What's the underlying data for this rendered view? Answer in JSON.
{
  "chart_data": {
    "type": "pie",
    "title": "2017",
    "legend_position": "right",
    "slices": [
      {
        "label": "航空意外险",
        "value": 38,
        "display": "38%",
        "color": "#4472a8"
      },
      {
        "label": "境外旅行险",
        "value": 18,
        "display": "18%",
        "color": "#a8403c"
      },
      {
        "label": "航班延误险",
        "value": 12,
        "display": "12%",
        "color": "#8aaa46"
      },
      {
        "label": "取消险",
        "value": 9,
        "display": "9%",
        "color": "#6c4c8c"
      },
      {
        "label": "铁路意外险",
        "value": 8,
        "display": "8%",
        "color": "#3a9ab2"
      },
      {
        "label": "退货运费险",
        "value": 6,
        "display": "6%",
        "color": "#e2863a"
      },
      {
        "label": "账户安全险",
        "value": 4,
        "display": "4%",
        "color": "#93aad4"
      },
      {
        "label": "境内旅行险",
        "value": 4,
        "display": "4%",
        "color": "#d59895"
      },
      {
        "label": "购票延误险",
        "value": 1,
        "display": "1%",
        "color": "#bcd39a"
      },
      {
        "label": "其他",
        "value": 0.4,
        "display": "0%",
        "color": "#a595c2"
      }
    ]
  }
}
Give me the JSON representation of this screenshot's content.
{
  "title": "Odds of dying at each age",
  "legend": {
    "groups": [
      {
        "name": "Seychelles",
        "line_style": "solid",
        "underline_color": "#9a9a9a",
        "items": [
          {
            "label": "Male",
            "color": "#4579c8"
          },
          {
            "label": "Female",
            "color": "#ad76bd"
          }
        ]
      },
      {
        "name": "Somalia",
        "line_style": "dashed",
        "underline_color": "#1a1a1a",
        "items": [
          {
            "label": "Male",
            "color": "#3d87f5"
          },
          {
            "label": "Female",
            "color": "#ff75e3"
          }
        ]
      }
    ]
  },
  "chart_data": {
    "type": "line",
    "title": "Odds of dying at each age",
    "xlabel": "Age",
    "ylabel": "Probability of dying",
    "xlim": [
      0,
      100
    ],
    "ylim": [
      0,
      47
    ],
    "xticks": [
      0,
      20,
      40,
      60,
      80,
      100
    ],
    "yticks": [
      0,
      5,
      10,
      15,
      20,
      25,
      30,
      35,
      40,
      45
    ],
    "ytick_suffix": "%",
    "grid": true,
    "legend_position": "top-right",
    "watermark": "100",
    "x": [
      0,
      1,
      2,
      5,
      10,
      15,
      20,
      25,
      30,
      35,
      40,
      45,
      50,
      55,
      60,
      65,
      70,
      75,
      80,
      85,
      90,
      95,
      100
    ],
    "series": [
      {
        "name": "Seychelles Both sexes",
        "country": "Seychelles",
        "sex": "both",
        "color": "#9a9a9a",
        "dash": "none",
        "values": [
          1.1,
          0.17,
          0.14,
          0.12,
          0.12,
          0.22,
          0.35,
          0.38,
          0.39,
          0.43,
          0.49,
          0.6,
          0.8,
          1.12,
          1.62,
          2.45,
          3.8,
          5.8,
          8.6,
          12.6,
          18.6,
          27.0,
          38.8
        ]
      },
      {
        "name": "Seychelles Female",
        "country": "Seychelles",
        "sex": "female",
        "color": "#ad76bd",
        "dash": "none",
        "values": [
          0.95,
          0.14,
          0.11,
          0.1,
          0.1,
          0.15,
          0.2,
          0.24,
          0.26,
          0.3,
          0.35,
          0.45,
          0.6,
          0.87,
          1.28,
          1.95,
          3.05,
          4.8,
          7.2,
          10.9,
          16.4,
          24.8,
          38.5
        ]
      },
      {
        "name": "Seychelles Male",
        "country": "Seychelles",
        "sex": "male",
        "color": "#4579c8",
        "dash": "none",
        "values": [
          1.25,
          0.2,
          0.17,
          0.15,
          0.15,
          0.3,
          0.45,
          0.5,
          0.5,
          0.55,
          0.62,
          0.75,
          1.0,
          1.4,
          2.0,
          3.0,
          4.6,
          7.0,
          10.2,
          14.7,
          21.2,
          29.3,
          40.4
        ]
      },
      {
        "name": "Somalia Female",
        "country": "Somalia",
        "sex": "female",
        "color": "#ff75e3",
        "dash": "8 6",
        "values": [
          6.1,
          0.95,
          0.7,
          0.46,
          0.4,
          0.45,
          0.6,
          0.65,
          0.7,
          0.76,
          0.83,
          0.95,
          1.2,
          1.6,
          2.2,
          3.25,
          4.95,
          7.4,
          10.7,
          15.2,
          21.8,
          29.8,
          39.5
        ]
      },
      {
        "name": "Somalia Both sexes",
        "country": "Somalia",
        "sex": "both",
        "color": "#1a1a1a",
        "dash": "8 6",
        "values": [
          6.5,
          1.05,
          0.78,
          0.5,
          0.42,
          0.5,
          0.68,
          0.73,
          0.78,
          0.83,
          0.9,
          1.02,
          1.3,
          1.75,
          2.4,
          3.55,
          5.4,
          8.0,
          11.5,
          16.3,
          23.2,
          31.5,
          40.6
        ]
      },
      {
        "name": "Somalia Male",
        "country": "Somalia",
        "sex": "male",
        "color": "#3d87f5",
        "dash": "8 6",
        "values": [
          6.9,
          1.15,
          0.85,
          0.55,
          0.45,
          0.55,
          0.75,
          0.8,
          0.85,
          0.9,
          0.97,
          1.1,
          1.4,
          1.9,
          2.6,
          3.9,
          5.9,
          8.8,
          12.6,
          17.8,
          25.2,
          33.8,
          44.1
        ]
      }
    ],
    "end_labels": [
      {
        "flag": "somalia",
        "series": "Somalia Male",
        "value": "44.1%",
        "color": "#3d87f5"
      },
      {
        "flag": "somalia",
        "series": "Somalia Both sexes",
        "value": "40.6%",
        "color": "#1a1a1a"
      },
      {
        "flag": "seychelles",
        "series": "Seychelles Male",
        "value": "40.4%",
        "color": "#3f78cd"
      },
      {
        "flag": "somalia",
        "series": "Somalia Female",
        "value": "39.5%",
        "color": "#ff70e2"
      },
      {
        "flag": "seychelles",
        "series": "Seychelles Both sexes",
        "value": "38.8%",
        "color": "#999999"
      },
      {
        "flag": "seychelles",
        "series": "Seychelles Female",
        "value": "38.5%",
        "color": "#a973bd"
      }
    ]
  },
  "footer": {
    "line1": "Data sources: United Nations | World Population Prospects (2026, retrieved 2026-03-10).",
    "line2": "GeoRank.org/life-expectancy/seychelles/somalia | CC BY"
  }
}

_____

Repeat the data verbatim.

**TASK RESPONSE:**
What's the underlying data for this rendered view? Answer in JSON.
{
  "chart_data": {
    "type": "pie",
    "title": "2017",
    "legend_position": "right",
    "slices": [
      {
        "label": "航空意外险",
        "value": 38,
        "display": "38%",
        "color": "#4472a8"
      },
      {
        "label": "境外旅行险",
        "value": 18,
        "display": "18%",
        "color": "#a8403c"
      },
      {
        "label": "航班延误险",
        "value": 12,
        "display": "12%",
        "color": "#8aaa46"
      },
      {
        "label": "取消险",
        "value": 9,
        "display": "9%",
        "color": "#6c4c8c"
      },
      {
        "label": "铁路意外险",
        "value": 8,
        "display": "8%",
        "color": "#3a9ab2"
      },
      {
        "label": "退货运费险",
        "value": 6,
        "display": "6%",
        "color": "#e2863a"
      },
      {
        "label": "账户安全险",
        "value": 4,
        "display": "4%",
        "color": "#93aad4"
      },
      {
        "label": "境内旅行险",
        "value": 4,
        "display": "4%",
        "color": "#d59895"
      },
      {
        "label": "购票延误险",
        "value": 1,
        "display": "1%",
        "color": "#bcd39a"
      },
      {
        "label": "其他",
        "value": 0.4,
        "display": "0%",
        "color": "#a595c2"
      }
    ]
  }
}
Give me the JSON representation of this screenshot's content.
{
  "title": "Odds of dying at each age",
  "legend": {
    "groups": [
      {
        "name": "Seychelles",
        "line_style": "solid",
        "underline_color": "#9a9a9a",
        "items": [
          {
            "label": "Male",
            "color": "#4579c8"
          },
          {
            "label": "Female",
            "color": "#ad76bd"
          }
        ]
      },
      {
        "name": "Somalia",
        "line_style": "dashed",
        "underline_color": "#1a1a1a",
        "items": [
          {
            "label": "Male",
            "color": "#3d87f5"
          },
          {
            "label": "Female",
            "color": "#ff75e3"
          }
        ]
      }
    ]
  },
  "chart_data": {
    "type": "line",
    "title": "Odds of dying at each age",
    "xlabel": "Age",
    "ylabel": "Probability of dying",
    "xlim": [
      0,
      100
    ],
    "ylim": [
      0,
      47
    ],
    "xticks": [
      0,
      20,
      40,
      60,
      80,
      100
    ],
    "yticks": [
      0,
      5,
      10,
      15,
      20,
      25,
      30,
      35,
      40,
      45
    ],
    "ytick_suffix": "%",
    "grid": true,
    "legend_position": "top-right",
    "watermark": "100",
    "x": [
      0,
      1,
      2,
      5,
      10,
      15,
      20,
      25,
      30,
      35,
      40,
      45,
      50,
      55,
      60,
      65,
      70,
      75,
      80,
      85,
      90,
      95,
      100
    ],
    "series": [
      {
        "name": "Seychelles Both sexes",
        "country": "Seychelles",
        "sex": "both",
        "color": "#9a9a9a",
        "dash": "none",
        "values": [
          1.1,
          0.17,
          0.14,
          0.12,
          0.12,
          0.22,
          0.35,
          0.38,
          0.39,
          0.43,
          0.49,
          0.6,
          0.8,
          1.12,
          1.62,
          2.45,
          3.8,
          5.8,
          8.6,
          12.6,
          18.6,
          27.0,
          38.8
        ]
      },
      {
        "name": "Seychelles Female",
        "country": "Seychelles",
        "sex": "female",
        "color": "#ad76bd",
        "dash": "none",
        "values": [
          0.95,
          0.14,
          0.11,
          0.1,
          0.1,
          0.15,
          0.2,
          0.24,
          0.26,
          0.3,
          0.35,
          0.45,
          0.6,
          0.87,
          1.28,
          1.95,
          3.05,
          4.8,
          7.2,
          10.9,
          16.4,
          24.8,
          38.5
        ]
      },
      {
        "name": "Seychelles Male",
        "country": "Seychelles",
        "sex": "male",
        "color": "#4579c8",
        "dash": "none",
        "values": [
          1.25,
          0.2,
          0.17,
          0.15,
          0.15,
          0.3,
          0.45,
          0.5,
          0.5,
          0.55,
          0.62,
          0.75,
          1.0,
          1.4,
          2.0,
          3.0,
          4.6,
          7.0,
          10.2,
          14.7,
          21.2,
          29.3,
          40.4
        ]
      },
      {
        "name": "Somalia Female",
        "country": "Somalia",
        "sex": "female",
        "color": "#ff75e3",
        "dash": "8 6",
        "values": [
          6.1,
          0.95,
          0.7,
          0.46,
          0.4,
          0.45,
          0.6,
          0.65,
          0.7,
          0.76,
          0.83,
          0.95,
          1.2,
          1.6,
          2.2,
          3.25,
          4.95,
          7.4,
          10.7,
          15.2,
          21.8,
          29.8,
          39.5
        ]
      },
      {
        "name": "Somalia Both sexes",
        "country": "Somalia",
        "sex": "both",
        "color": "#1a1a1a",
        "dash": "8 6",
        "values": [
          6.5,
          1.05,
          0.78,
          0.5,
          0.42,
          0.5,
          0.68,
          0.73,
          0.78,
          0.83,
          0.9,
          1.02,
          1.3,
          1.75,
          2.4,
          3.55,
          5.4,
          8.0,
          11.5,
          16.3,
          23.2,
          31.5,
          40.6
        ]
      },
      {
        "name": "Somalia Male",
        "country": "Somalia",
        "sex": "male",
        "color": "#3d87f5",
        "dash": "8 6",
        "values": [
          6.9,
          1.15,
          0.85,
          0.55,
          0.45,
          0.55,
          0.75,
          0.8,
          0.85,
          0.9,
          0.97,
          1.1,
          1.4,
          1.9,
          2.6,
          3.9,
          5.9,
          8.8,
          12.6,
          17.8,
          25.2,
          33.8,
          44.1
        ]
      }
    ],
    "end_labels": [
      {
        "flag": "somalia",
        "series": "Somalia Male",
        "value": "44.1%",
        "color": "#3d87f5"
      },
      {
        "flag": "somalia",
        "series": "Somalia Both sexes",
        "value": "40.6%",
        "color": "#1a1a1a"
      },
      {
        "flag": "seychelles",
        "series": "Seychelles Male",
        "value": "40.4%",
        "color": "#3f78cd"
      },
      {
        "flag": "somalia",
        "series": "Somalia Female",
        "value": "39.5%",
        "color": "#ff70e2"
      },
      {
        "flag": "seychelles",
        "series": "Seychelles Both sexes",
        "value": "38.8%",
        "color": "#999999"
      },
      {
        "flag": "seychelles",
        "series": "Seychelles Female",
        "value": "38.5%",
        "color": "#a973bd"
      }
    ]
  },
  "footer": {
    "line1": "Data sources: United Nations | World Population Prospects (2026, retrieved 2026-03-10).",
    "line2": "GeoRank.org/life-expectancy/seychelles/somalia | CC BY"
  }
}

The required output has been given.